**TEXTE SOURCE**:
- - -
Après cet épisode, la nuit sera globalement paisible mais rapidement une nouvelle source d’inquiétude occupe en sourdine nos esprits… N’ayant pu, contre toute attente, faire le plein de gas-oil à Essaouira et ayant dû mettre le moteur une bonne partie de la nuit, notre jauge d’essence flirte sévèrement avec le zéro… Nous serrons les fesses, croisons les doigts, baissons le régime moteur, en espérant arriver à bon port avant la panne sèche…
27/09 – Lanzarote en vue !
Heureusement, au matin Lanzarote apparaît vite : les cônes des volcans se voient de loin.
L’île est aride, noire… parsemée de maisons toutes blanches et de faible hauteur. L’effet est saisissant.
Le guide nautique recommande chaudement la marina de Puerto Calero ; nous laissons donc passer la grande ville d’Arrecife.
Ce paysage à lui seul annonce une rupture : nous ne sommes plus en Afrique… revoici l’Europe, propre, rassurante et ordonnée.
- - -
**ENTRÉES DE DONNÉES**:
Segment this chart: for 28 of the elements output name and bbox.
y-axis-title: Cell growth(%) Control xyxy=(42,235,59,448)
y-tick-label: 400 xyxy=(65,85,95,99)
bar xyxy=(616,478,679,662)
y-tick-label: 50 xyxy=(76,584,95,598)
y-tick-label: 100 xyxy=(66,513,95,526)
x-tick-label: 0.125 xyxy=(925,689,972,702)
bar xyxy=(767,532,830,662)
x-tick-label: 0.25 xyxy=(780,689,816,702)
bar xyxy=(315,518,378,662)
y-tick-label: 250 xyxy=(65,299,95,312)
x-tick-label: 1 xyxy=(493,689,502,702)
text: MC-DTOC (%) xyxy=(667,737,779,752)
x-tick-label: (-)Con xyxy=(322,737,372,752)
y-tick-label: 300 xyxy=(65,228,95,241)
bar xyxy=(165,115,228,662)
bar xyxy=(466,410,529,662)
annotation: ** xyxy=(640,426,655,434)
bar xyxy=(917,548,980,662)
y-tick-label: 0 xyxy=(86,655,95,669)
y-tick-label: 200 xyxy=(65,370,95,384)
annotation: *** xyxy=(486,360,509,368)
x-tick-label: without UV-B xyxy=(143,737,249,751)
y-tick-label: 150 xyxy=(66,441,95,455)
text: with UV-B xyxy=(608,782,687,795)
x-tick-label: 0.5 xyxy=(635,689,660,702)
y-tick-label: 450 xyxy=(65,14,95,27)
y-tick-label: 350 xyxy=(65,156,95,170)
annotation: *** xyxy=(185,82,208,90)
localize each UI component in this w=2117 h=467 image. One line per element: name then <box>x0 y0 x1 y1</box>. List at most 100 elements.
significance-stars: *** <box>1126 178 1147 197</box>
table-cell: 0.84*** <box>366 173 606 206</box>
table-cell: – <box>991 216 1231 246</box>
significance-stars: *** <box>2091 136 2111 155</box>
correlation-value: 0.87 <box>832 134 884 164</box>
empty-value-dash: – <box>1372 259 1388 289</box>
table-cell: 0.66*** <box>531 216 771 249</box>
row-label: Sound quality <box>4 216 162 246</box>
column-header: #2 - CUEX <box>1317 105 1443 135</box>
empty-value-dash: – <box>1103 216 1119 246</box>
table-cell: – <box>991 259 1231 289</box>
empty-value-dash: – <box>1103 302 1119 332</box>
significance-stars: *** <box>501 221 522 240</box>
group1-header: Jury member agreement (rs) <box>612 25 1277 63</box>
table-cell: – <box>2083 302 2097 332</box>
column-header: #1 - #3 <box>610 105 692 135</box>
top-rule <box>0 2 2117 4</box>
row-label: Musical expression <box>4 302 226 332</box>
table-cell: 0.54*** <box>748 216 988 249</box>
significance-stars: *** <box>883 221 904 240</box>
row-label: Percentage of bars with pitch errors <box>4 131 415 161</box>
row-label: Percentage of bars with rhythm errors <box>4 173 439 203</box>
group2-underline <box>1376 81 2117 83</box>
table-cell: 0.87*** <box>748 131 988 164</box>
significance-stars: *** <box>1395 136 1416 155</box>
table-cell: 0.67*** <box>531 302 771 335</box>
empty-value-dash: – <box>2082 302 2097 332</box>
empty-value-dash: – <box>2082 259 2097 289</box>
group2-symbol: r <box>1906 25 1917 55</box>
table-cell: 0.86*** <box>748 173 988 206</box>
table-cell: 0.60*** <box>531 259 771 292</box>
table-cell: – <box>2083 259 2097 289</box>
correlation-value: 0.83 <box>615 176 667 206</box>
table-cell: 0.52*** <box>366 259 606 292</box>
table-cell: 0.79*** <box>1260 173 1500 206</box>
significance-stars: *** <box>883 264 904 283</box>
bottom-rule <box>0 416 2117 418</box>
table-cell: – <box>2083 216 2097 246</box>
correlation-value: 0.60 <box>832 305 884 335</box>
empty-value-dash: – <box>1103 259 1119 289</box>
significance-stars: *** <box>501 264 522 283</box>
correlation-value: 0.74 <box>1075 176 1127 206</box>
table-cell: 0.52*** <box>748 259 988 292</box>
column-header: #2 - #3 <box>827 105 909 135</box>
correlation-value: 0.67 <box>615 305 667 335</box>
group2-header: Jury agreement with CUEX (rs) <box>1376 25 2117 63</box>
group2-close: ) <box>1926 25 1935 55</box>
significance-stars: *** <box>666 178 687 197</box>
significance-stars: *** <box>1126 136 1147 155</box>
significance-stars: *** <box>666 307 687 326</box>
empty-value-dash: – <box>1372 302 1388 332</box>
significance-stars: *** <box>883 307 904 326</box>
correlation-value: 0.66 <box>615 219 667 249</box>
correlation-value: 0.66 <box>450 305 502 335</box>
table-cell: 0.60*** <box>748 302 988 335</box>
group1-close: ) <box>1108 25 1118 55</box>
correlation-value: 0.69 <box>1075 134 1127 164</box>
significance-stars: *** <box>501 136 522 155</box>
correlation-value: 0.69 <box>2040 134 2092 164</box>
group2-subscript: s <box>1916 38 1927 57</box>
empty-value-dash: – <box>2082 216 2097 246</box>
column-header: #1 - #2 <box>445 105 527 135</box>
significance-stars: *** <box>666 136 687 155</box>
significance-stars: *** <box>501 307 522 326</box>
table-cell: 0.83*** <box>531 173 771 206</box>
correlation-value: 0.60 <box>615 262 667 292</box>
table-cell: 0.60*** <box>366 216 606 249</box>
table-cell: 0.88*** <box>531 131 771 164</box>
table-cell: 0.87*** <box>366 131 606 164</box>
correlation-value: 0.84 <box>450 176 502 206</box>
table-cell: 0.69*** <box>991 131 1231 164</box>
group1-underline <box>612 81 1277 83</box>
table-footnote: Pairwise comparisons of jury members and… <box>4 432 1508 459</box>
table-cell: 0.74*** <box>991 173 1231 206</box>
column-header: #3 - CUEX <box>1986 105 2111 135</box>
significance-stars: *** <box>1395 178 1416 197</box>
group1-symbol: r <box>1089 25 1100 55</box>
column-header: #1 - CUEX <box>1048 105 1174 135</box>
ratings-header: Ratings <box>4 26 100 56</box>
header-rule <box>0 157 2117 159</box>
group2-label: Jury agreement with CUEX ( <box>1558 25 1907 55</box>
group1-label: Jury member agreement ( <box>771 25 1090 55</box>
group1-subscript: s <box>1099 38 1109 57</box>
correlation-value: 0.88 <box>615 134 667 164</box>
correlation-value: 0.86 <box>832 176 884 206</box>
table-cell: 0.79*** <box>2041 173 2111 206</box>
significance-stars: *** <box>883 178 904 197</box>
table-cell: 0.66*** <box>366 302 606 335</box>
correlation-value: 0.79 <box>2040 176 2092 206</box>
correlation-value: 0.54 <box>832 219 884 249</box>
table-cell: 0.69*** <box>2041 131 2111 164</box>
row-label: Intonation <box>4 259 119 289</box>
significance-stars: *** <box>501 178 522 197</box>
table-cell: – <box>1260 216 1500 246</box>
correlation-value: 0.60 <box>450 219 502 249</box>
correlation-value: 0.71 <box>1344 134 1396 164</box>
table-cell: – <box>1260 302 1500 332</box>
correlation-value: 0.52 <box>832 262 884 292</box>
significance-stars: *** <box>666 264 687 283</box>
- - -
**EXERCICES**:
1. D'après le récit de traversée vers Lanzarote, quelle marina le guide nautique recommande-t-il chaudement ?
2. Poursuivez le récit de traversée vers Lanzarote, s'il vous plaît, à la suite de sa dernière phrase.

**RÉPONSES**:
1. La marina de Puerto Calero.

2.
4 commentaires
DESARNAUTS
Un vrai bonheur de rentrer le soir à la maison après le bureau, les emails, le tel, les négos avec les clients et de lire vos news…Cela nous permet de s’évader …..Bonne navigation et bonne continuation
Sébastien DESARNAUTS
Gerard FITOUSSI
Bonjour les marins ! Alors là, c’est du dense ! Vous nous faites ressentir tout à la fois vos émerveillements et vos terreurs. Eh oui, la nuit, à tous les âges, sait générer ces peurs incoercibles. C’est vrai que lorsque il s’y ajoute une mer creusée et la perspective jamais exclue de taper dans un ofni il y a de quoi flipper. Bravo d’avoir donc réussi à en venir à bout.
Quant au récit féerique d’Aurelie, il m’aura fait rêver au figuré mais également au propre !
Bon vent mes amis. Profitez PROFITEZ mille fois plutôt qu’une !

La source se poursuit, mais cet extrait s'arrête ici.